> **WHAT THE EXERCISE ASKS**: Copy each line below that contains "PedroPaulo".

Rows from a dataset:
-- BEGIN --
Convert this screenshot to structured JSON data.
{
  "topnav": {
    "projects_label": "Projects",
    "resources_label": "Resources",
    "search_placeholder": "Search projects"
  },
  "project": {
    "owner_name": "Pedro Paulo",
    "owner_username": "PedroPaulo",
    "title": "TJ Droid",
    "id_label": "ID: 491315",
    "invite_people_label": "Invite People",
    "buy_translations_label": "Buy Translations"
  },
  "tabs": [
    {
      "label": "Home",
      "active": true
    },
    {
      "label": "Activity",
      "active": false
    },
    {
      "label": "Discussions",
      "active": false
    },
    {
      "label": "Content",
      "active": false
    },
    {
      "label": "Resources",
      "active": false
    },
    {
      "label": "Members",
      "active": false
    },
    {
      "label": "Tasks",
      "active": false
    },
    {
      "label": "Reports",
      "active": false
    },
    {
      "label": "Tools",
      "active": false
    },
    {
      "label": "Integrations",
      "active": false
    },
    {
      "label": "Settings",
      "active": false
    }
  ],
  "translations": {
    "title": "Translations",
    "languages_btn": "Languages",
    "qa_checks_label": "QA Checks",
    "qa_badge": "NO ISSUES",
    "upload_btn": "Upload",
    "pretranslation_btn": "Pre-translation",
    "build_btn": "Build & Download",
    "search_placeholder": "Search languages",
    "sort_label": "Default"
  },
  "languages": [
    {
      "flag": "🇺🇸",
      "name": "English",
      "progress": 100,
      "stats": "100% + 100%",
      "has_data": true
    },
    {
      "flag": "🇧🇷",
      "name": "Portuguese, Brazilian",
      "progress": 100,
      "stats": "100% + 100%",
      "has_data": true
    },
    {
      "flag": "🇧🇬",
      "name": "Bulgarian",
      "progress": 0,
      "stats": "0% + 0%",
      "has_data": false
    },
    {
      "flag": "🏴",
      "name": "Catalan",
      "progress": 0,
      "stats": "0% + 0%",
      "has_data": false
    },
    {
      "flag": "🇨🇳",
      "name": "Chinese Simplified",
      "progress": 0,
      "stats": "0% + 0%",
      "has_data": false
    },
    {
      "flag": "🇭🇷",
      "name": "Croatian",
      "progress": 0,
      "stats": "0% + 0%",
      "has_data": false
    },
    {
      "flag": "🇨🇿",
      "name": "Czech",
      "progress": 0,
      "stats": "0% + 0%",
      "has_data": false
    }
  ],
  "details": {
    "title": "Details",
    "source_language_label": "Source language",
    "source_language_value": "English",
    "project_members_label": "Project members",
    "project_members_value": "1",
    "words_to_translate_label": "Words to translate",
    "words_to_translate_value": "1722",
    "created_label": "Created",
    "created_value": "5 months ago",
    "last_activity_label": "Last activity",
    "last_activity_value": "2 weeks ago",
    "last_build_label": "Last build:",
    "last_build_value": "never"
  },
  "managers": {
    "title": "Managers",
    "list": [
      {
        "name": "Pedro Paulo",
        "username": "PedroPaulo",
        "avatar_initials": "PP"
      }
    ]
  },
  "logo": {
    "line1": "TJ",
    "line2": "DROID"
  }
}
-- END --
> **EXERCISE RESULT**:
    "owner_username": "PedroPaulo",
        "username": "PedroPaulo",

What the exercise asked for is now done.